EXERCISE INSTRUCTIONS
In your copy, repeat the records exactly and leave out the pictures.

Entries from a visual dataset

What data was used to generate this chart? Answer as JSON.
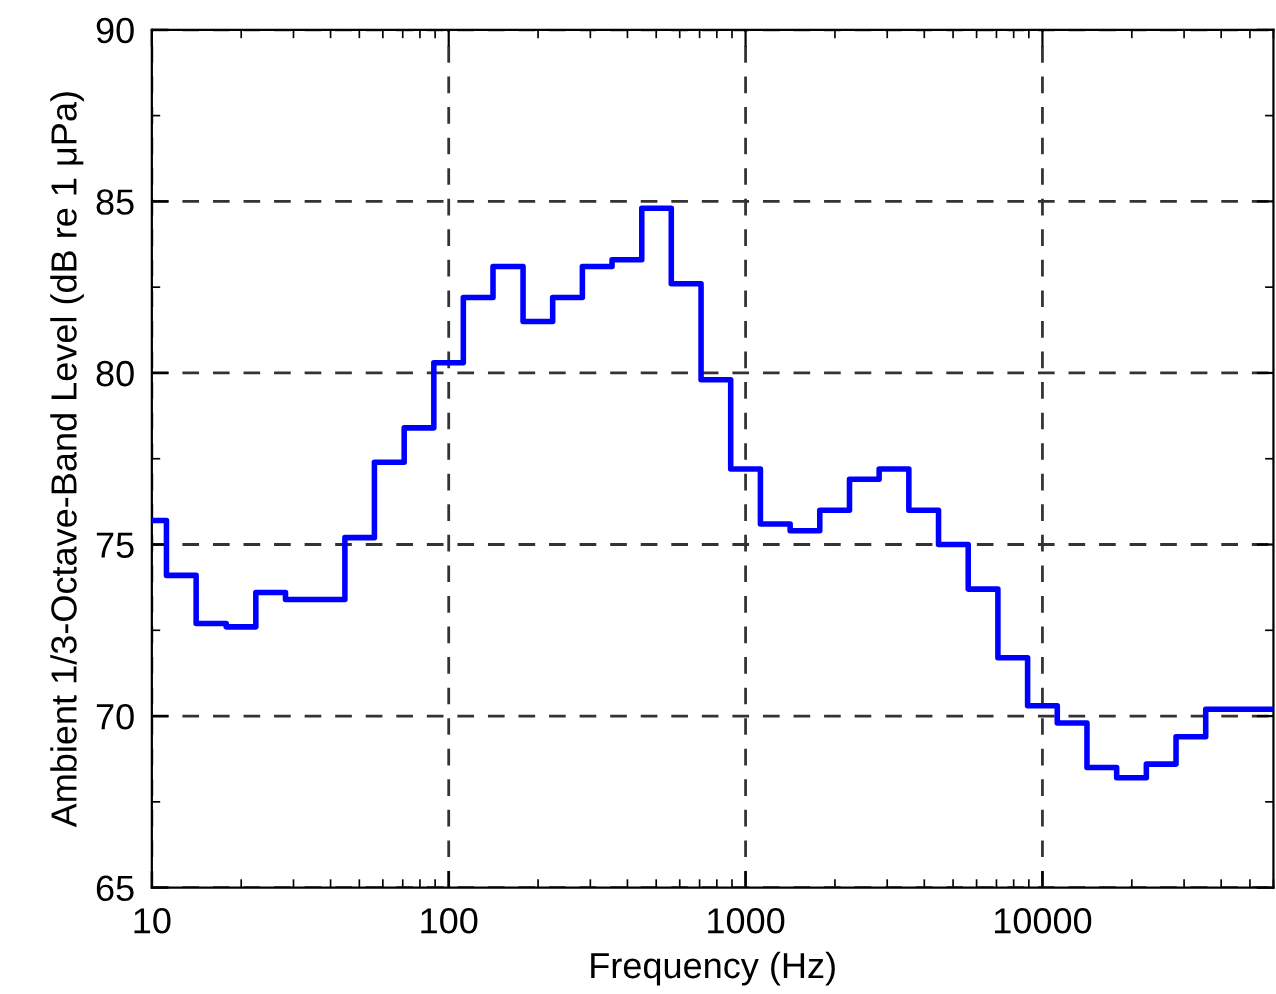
{
  "chart_data": {
    "type": "step",
    "xlabel": "Frequency (Hz)",
    "ylabel": "Ambient 1/3-Octave-Band Level (dB re 1 μPa)",
    "x": [
      10,
      11.2,
      14.1,
      17.8,
      22.4,
      28.2,
      35.5,
      44.7,
      56.2,
      70.8,
      89.1,
      112,
      141,
      178,
      224,
      282,
      355,
      447,
      562,
      708,
      891,
      1122,
      1413,
      1778,
      2239,
      2818,
      3548,
      4467,
      5623,
      7079,
      8913,
      11220,
      14125,
      17783,
      22387,
      28184,
      35481,
      60000
    ],
    "series": [
      {
        "color": "#0000ff",
        "values": [
          75.7,
          74.1,
          72.7,
          72.6,
          73.6,
          73.4,
          73.4,
          75.2,
          77.4,
          78.4,
          80.3,
          82.2,
          83.1,
          81.5,
          82.2,
          83.1,
          83.3,
          84.8,
          82.6,
          79.8,
          77.2,
          75.6,
          75.4,
          76.0,
          76.9,
          77.2,
          76.0,
          75.0,
          73.7,
          71.7,
          70.3,
          69.8,
          68.5,
          68.2,
          68.6,
          69.4,
          70.2,
          70.2
        ]
      }
    ],
    "log": "x",
    "xlim": [
      10,
      60000
    ],
    "xticks": [
      10,
      100,
      1000,
      10000
    ],
    "ylim": [
      65,
      90
    ],
    "yticks": [
      65,
      70,
      75,
      80,
      85,
      90
    ],
    "grid": true,
    "line_style": "solid"
  }
}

SOLUTION
What data was used to generate this chart? Answer as JSON.
{
  "chart_data": {
    "type": "step",
    "xlabel": "Frequency (Hz)",
    "ylabel": "Ambient 1/3-Octave-Band Level (dB re 1 μPa)",
    "x": [
      10,
      11.2,
      14.1,
      17.8,
      22.4,
      28.2,
      35.5,
      44.7,
      56.2,
      70.8,
      89.1,
      112,
      141,
      178,
      224,
      282,
      355,
      447,
      562,
      708,
      891,
      1122,
      1413,
      1778,
      2239,
      2818,
      3548,
      4467,
      5623,
      7079,
      8913,
      11220,
      14125,
      17783,
      22387,
      28184,
      35481,
      60000
    ],
    "series": [
      {
        "color": "#0000ff",
        "values": [
          75.7,
          74.1,
          72.7,
          72.6,
          73.6,
          73.4,
          73.4,
          75.2,
          77.4,
          78.4,
          80.3,
          82.2,
          83.1,
          81.5,
          82.2,
          83.1,
          83.3,
          84.8,
          82.6,
          79.8,
          77.2,
          75.6,
          75.4,
          76.0,
          76.9,
          77.2,
          76.0,
          75.0,
          73.7,
          71.7,
          70.3,
          69.8,
          68.5,
          68.2,
          68.6,
          69.4,
          70.2,
          70.2
        ]
      }
    ],
    "log": "x",
    "xlim": [
      10,
      60000
    ],
    "xticks": [
      10,
      100,
      1000,
      10000
    ],
    "ylim": [
      65,
      90
    ],
    "yticks": [
      65,
      70,
      75,
      80,
      85,
      90
    ],
    "grid": true,
    "line_style": "solid"
  }
}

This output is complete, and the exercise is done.